→ To do:
The required result is each line of the entries below containing the string "PAAD".

Dataset rows about figures
☆ ☆ ☆ ☆ ☆

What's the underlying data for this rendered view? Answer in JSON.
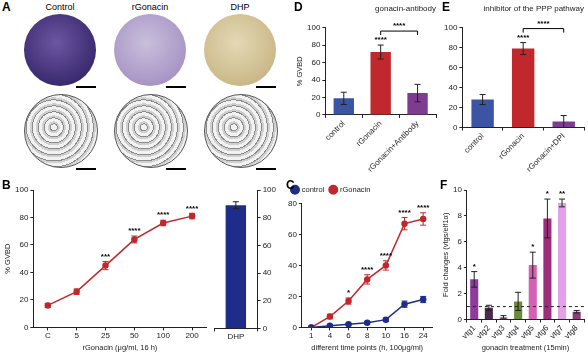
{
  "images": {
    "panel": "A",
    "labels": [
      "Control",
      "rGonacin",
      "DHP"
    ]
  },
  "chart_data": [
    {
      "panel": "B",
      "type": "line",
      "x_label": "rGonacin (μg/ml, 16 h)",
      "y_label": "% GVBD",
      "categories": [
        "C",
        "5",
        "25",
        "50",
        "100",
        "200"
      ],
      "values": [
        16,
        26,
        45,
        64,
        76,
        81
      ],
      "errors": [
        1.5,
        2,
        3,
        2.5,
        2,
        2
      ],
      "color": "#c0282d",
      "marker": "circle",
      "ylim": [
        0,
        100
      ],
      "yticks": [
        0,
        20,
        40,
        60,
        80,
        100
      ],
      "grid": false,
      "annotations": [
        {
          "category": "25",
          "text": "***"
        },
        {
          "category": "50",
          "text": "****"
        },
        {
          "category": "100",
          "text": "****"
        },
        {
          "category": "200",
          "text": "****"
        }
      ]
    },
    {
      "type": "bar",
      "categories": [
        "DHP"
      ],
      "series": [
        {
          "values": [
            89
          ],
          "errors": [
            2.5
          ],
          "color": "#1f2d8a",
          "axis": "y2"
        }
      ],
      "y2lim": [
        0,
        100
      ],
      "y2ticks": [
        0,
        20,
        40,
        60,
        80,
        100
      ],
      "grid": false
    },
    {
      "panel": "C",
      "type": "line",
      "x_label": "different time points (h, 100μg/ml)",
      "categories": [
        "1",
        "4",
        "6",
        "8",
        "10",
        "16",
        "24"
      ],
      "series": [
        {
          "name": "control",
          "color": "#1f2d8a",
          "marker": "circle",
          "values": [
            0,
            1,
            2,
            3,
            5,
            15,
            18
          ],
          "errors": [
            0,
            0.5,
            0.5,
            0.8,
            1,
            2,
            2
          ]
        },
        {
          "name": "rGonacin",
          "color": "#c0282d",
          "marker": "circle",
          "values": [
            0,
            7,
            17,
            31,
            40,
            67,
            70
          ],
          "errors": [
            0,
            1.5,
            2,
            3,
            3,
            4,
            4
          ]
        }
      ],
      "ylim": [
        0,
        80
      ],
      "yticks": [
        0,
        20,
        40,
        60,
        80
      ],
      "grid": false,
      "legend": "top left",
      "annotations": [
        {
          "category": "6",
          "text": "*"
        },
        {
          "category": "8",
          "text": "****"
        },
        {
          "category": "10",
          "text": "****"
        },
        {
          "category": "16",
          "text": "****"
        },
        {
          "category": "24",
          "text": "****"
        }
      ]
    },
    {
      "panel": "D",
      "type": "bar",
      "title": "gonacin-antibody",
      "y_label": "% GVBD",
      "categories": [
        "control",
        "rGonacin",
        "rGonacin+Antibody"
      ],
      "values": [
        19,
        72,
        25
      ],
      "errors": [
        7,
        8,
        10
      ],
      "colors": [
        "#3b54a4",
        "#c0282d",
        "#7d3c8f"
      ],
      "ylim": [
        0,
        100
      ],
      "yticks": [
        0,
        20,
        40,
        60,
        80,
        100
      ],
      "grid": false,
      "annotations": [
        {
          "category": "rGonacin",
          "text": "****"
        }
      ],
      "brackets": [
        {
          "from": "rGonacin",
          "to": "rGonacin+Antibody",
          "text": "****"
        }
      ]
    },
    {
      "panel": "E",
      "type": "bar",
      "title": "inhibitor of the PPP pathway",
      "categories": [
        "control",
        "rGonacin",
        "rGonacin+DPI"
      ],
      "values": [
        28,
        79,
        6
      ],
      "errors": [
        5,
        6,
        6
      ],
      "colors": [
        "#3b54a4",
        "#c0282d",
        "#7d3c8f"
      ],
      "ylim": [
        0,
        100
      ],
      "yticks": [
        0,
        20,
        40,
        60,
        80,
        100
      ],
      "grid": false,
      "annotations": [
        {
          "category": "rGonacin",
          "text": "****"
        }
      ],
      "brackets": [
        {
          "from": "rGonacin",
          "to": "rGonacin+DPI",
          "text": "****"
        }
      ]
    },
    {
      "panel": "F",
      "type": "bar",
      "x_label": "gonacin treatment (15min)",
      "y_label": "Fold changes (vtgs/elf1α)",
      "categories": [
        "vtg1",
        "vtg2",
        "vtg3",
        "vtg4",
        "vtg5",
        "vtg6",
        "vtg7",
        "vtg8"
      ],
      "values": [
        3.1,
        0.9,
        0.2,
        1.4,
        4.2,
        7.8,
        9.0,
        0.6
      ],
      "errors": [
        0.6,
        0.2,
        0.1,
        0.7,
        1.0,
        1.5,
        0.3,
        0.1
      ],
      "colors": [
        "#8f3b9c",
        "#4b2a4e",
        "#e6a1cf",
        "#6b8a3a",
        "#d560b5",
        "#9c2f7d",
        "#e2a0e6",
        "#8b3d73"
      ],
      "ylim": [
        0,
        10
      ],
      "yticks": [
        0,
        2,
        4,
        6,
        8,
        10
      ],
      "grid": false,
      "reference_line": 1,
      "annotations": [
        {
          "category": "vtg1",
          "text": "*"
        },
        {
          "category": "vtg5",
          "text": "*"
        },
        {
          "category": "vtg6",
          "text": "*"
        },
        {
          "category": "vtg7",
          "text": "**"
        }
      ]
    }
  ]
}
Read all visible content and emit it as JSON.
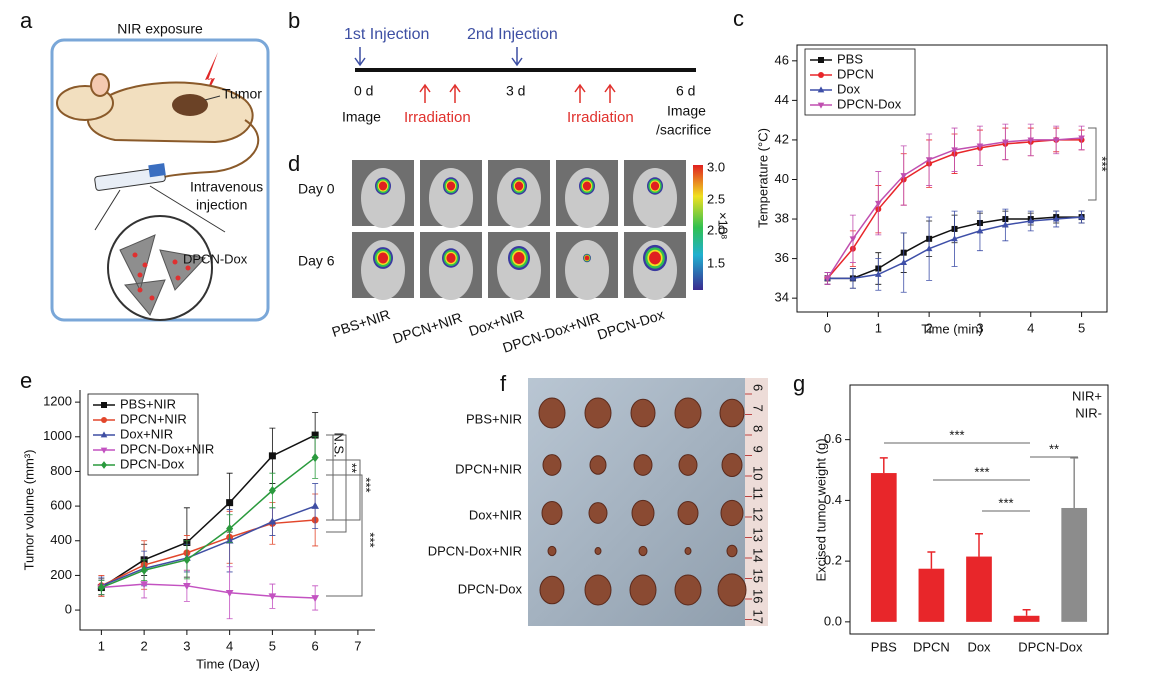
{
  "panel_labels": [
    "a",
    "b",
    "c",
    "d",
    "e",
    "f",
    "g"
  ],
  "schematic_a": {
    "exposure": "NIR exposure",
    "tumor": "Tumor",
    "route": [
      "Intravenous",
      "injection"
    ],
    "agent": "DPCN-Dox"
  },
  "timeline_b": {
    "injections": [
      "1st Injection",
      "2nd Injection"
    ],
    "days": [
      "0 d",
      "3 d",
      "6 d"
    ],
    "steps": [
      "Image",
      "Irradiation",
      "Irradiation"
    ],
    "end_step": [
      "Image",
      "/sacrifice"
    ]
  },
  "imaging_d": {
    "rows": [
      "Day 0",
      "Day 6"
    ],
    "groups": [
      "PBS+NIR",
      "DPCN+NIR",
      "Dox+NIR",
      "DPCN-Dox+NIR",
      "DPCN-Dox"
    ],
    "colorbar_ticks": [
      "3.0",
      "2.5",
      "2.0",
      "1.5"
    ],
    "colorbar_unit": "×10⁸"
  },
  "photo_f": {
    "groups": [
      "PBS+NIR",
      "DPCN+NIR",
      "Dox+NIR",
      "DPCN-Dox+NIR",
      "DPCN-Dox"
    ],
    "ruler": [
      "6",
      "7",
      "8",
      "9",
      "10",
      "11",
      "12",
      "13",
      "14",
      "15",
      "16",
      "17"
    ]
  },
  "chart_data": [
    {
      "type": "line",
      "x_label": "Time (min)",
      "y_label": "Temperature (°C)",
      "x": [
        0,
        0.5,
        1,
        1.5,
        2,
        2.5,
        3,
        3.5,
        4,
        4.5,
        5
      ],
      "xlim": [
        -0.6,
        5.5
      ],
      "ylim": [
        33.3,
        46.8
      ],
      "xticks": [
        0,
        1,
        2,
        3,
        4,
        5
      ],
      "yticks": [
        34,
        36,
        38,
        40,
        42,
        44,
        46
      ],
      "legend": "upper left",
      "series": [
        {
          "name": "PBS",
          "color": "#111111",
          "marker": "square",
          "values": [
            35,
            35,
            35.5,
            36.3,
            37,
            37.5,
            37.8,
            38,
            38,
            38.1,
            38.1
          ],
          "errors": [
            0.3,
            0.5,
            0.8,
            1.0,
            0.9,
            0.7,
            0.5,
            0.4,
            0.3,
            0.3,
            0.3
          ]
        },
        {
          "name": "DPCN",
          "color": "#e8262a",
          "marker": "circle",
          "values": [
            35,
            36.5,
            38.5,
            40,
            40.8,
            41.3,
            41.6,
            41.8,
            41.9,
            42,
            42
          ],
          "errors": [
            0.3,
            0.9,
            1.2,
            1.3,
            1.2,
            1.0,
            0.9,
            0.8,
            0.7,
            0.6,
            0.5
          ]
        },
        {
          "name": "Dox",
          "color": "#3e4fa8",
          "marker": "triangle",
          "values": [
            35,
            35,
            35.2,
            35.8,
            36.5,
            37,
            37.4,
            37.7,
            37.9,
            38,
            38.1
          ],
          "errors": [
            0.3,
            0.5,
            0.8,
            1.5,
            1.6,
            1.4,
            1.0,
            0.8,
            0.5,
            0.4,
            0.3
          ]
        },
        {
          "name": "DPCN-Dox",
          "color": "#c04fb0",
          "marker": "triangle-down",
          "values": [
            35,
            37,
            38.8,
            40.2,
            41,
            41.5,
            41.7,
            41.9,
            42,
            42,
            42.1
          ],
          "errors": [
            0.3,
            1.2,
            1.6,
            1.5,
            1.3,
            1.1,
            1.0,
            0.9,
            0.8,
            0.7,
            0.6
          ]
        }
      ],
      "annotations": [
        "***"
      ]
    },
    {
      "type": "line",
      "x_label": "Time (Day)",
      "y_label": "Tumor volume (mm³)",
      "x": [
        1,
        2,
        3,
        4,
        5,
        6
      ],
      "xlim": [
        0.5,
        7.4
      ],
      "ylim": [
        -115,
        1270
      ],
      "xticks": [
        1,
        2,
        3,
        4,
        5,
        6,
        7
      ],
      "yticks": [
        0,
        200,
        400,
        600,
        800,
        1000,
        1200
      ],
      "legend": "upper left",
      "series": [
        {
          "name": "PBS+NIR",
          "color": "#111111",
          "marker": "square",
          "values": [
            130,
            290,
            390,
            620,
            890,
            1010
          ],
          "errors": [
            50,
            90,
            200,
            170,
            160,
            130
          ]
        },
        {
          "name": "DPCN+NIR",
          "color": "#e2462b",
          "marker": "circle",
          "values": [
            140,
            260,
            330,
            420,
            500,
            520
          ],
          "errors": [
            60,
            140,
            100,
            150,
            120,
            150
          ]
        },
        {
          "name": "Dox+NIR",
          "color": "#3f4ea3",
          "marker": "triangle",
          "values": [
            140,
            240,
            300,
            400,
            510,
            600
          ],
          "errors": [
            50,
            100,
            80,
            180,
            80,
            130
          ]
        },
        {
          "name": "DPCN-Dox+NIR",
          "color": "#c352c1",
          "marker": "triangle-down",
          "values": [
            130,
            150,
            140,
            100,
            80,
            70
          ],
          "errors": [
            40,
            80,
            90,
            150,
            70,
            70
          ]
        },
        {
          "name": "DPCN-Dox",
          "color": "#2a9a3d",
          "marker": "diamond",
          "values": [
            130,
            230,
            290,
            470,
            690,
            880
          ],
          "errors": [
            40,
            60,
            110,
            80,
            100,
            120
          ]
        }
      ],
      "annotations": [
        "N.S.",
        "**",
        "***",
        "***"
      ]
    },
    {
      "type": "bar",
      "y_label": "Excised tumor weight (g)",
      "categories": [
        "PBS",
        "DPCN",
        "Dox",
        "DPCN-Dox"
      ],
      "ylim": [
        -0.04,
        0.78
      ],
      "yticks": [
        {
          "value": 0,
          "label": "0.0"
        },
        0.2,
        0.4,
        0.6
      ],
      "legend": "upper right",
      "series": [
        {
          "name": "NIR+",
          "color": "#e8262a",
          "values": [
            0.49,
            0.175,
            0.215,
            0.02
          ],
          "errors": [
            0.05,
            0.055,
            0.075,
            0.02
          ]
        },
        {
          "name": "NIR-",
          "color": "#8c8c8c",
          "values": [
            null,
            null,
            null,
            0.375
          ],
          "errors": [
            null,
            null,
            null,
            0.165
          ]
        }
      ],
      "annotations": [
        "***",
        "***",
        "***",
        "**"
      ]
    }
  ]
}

☆ ☆ ☆ ☆ ☆

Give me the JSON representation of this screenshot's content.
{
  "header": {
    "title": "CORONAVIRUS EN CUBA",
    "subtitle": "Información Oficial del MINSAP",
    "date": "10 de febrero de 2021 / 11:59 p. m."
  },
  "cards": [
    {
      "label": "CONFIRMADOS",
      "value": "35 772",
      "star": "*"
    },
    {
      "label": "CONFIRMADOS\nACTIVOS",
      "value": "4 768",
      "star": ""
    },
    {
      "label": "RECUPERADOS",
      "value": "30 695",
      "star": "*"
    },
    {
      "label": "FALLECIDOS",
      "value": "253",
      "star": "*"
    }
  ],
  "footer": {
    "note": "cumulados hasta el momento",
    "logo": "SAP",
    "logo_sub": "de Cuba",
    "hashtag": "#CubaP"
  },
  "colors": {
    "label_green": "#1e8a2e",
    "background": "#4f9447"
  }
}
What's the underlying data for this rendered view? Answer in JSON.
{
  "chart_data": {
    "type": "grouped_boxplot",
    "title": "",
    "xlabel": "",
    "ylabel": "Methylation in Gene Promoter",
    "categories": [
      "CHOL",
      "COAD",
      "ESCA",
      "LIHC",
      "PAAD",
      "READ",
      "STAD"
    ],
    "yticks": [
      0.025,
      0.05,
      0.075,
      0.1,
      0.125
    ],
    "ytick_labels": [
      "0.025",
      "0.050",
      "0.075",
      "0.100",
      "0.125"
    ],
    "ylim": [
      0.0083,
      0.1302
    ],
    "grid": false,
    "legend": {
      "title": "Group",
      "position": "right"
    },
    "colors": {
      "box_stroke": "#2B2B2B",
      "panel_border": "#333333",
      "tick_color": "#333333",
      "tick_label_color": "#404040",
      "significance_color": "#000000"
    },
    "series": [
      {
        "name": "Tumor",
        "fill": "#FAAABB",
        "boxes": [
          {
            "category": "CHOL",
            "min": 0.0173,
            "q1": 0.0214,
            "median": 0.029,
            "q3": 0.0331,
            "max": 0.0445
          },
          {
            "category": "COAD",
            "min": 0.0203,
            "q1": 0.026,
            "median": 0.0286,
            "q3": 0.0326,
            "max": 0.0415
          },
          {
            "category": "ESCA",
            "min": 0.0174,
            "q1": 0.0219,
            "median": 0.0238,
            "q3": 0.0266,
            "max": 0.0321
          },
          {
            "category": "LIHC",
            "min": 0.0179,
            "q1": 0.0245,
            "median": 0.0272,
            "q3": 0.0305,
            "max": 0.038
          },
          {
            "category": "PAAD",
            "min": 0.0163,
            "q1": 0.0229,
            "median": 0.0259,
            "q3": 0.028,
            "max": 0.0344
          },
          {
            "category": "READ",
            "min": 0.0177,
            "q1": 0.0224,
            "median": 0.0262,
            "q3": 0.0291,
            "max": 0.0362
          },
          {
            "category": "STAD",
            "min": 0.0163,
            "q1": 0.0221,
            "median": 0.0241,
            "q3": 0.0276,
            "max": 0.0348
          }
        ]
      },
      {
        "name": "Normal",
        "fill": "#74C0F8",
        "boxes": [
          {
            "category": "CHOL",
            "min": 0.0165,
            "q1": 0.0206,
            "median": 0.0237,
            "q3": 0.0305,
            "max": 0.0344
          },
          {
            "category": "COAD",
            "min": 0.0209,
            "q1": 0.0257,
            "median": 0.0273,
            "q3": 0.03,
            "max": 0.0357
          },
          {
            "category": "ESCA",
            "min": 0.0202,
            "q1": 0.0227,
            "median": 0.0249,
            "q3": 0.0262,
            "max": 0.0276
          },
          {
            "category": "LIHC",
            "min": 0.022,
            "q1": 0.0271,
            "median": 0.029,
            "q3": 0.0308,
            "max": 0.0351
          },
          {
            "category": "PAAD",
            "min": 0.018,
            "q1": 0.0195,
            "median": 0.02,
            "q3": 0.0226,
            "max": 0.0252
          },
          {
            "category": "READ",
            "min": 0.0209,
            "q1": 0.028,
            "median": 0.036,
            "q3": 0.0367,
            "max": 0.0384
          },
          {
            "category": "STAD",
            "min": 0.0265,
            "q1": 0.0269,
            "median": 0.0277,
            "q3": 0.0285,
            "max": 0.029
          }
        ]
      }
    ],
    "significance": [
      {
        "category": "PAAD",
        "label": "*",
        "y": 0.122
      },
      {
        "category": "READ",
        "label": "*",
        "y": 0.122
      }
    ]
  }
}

☆ ☆ ☆ ☆ ☆

→ The completed task:
      "PAAD",
            "category": "PAAD",
            "category": "PAAD",
        "category": "PAAD",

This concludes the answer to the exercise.